= Try it =
Only lines containing the word "Basic" belong in the answer; copy each one from the records.

[Items from a dataset]
-------------------------

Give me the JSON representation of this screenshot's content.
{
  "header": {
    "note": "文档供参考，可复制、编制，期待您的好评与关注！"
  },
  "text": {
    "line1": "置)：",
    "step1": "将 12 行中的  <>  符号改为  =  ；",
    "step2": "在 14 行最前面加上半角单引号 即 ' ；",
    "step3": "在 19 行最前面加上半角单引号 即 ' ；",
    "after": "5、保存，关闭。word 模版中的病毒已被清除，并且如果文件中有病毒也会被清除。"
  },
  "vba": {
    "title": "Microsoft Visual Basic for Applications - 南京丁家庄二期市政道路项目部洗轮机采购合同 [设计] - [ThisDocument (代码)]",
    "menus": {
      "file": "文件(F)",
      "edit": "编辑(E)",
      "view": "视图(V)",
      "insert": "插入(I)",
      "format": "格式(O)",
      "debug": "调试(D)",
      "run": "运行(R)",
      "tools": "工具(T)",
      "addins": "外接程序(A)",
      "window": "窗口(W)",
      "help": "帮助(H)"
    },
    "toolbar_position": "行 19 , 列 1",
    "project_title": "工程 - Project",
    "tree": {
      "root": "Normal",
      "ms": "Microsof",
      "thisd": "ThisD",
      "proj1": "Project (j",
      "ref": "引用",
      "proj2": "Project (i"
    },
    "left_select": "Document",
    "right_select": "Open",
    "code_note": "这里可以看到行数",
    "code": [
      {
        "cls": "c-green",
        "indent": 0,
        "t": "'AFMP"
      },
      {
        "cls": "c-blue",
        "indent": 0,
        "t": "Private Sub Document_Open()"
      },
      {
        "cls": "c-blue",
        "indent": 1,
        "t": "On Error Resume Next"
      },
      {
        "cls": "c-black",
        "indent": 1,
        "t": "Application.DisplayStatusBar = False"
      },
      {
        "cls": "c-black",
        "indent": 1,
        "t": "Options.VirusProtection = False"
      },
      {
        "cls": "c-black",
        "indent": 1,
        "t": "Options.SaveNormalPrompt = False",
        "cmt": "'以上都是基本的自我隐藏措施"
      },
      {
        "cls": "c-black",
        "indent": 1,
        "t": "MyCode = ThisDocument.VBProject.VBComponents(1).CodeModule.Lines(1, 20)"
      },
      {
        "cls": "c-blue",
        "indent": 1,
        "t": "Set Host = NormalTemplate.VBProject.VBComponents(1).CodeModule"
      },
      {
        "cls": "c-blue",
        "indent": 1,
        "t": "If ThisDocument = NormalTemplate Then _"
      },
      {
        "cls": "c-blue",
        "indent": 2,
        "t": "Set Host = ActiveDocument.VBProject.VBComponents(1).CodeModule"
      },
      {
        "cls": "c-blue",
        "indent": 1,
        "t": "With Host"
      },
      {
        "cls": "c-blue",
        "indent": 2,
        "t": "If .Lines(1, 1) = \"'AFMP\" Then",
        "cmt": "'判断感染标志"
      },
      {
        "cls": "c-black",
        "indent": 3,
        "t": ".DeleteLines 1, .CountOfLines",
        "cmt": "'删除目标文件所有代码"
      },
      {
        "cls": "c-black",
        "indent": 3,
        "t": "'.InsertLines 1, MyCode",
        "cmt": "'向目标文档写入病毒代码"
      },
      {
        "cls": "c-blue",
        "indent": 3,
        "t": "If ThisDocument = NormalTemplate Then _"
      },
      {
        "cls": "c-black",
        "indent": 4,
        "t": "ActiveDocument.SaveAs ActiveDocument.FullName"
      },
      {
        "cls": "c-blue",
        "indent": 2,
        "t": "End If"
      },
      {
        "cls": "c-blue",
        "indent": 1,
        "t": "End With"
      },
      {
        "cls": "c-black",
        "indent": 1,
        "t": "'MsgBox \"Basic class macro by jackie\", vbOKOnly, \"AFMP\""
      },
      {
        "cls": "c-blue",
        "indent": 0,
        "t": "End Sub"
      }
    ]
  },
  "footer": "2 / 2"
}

-------------------------

= Exercise answer =
    "title": "Microsoft Visual Basic for Applications - 南京丁家庄二期市政道路项目部洗轮机采购合同 [设计] - [ThisDocument (代码)]",
        "t": "'MsgBox \"Basic class macro by jackie\", vbOKOnly, \"AFMP\""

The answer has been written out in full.